▶ **Data for processing**
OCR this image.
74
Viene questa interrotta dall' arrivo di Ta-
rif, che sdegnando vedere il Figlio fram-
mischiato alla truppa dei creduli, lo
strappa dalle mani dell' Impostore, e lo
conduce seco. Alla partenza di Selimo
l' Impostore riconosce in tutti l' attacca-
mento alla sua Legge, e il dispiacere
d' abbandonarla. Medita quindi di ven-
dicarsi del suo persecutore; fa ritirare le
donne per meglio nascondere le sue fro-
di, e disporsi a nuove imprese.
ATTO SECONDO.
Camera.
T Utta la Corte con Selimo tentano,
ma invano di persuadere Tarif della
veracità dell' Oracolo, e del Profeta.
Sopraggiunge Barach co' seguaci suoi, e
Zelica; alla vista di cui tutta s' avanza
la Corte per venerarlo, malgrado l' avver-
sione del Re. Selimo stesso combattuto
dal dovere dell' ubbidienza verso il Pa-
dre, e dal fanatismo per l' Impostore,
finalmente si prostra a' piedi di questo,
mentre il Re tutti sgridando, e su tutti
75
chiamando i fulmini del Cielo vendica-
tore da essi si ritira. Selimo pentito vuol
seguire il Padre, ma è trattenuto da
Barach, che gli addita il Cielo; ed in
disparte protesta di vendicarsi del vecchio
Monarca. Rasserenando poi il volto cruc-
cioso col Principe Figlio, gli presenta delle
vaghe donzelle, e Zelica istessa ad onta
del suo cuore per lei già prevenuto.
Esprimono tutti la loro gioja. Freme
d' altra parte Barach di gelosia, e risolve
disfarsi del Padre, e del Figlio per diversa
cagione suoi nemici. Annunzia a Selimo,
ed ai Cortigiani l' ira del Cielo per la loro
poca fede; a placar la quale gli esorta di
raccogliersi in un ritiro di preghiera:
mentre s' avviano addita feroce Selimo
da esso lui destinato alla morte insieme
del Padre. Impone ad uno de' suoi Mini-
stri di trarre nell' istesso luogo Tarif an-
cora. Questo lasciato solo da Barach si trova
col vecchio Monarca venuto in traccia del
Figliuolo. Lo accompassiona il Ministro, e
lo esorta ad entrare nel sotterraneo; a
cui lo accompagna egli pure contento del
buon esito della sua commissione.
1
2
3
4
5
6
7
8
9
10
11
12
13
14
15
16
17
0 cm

* * *

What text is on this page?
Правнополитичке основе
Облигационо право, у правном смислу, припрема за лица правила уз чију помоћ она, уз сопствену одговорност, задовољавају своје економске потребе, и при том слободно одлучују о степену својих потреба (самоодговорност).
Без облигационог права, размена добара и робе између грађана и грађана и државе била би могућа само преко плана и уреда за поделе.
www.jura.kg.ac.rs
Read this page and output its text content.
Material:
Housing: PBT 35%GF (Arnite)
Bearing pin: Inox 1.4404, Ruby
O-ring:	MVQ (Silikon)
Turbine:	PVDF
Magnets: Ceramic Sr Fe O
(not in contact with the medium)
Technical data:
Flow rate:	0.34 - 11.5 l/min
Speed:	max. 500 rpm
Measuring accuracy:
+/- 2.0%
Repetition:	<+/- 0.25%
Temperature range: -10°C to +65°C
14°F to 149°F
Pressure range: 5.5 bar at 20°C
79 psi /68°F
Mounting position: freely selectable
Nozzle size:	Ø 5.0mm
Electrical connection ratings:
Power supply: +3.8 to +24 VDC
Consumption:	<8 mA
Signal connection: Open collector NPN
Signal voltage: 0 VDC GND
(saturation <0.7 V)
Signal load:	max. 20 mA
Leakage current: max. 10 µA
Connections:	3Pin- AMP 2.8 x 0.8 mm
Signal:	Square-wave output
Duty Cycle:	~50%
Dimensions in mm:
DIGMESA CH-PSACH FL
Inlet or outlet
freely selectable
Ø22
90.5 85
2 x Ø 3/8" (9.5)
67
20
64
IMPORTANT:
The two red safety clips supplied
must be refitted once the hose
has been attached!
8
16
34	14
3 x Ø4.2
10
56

▶ **Exercise instructions**
Identify the lines of the data that contain the word "output". Copy each of them.

▶ **Answer in full**
Read this page and output its text content.
Signal:	Square-wave output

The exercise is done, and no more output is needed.